## Exercise aim
Out of the lines in this data, how many include "edge"? Give the number and nothing else.

BEGIN Entries

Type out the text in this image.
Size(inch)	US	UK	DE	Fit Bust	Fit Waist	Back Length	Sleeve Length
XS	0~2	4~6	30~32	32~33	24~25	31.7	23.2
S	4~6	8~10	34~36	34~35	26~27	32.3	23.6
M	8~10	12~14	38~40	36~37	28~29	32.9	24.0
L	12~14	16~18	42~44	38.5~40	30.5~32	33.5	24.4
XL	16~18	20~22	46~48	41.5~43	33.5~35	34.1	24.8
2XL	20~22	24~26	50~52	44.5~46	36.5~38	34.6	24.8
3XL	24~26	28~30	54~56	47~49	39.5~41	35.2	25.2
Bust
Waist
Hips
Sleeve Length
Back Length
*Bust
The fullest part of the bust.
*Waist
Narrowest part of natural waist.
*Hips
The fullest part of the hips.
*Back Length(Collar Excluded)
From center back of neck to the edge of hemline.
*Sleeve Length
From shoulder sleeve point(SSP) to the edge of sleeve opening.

END Entries
BEGIN Entries

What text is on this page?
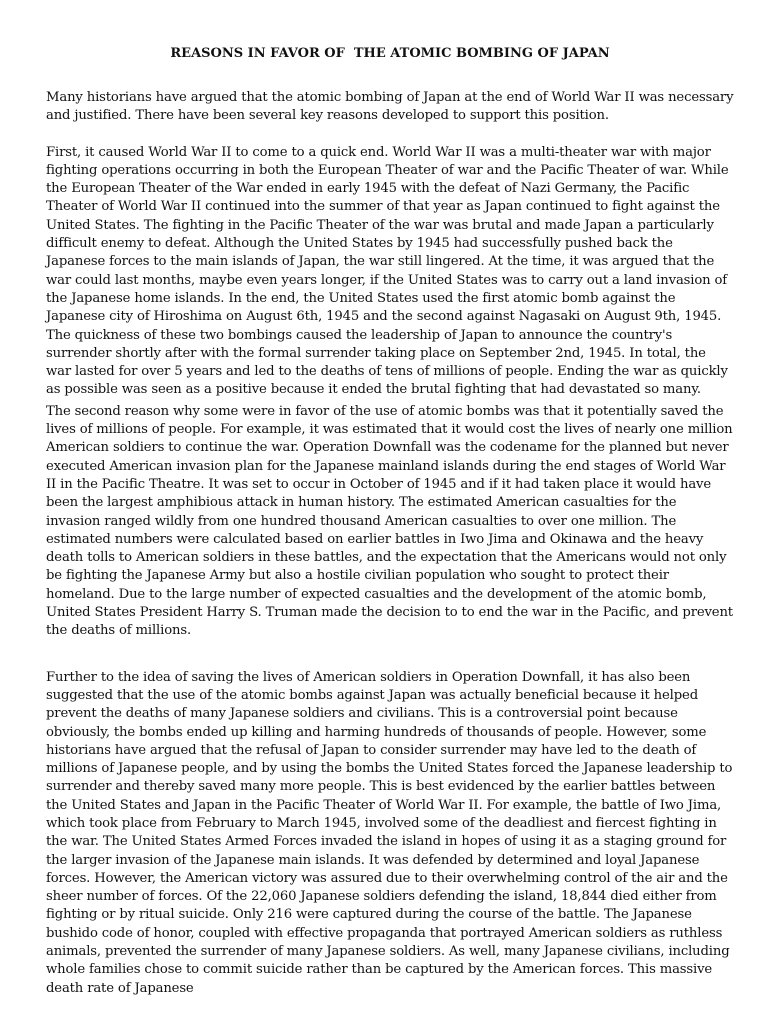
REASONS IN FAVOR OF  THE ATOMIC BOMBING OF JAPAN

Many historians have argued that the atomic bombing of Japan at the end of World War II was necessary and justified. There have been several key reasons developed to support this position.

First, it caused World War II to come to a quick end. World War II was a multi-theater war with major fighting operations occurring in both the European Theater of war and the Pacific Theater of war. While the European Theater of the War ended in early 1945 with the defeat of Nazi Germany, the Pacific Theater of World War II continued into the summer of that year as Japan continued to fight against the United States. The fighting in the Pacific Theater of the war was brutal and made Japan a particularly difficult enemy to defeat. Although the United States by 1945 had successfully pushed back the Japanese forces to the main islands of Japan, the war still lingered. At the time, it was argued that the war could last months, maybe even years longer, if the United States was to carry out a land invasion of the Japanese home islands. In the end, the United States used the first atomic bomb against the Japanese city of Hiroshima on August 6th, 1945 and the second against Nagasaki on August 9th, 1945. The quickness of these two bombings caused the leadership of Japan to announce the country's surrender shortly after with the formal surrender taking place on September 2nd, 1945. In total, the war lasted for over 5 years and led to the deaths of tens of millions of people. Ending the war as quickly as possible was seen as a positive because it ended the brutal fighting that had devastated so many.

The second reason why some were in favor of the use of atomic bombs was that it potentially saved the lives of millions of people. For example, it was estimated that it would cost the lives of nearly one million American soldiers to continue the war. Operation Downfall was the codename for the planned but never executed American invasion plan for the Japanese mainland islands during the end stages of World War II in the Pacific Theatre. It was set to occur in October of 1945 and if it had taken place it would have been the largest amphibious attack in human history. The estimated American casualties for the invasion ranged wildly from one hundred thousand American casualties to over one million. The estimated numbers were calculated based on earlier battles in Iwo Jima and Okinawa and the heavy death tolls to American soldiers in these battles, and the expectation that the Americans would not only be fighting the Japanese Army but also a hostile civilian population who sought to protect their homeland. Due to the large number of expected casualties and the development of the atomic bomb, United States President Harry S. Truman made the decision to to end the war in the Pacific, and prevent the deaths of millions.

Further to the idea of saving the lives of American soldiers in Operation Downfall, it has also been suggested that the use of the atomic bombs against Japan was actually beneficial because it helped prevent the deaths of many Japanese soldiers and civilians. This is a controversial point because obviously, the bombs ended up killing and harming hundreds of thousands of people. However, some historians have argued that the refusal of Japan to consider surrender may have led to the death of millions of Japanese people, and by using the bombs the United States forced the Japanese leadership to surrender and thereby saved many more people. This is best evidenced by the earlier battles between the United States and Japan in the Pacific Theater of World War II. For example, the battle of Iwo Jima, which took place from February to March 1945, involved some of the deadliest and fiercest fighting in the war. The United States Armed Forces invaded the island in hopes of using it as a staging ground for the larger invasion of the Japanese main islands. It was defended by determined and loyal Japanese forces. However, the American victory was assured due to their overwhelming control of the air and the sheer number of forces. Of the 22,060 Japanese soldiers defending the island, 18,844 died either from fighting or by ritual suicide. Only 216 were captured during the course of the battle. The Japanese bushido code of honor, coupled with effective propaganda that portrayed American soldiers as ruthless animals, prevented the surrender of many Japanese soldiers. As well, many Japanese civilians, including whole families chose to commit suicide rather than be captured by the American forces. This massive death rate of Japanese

END Entries

## Task output
2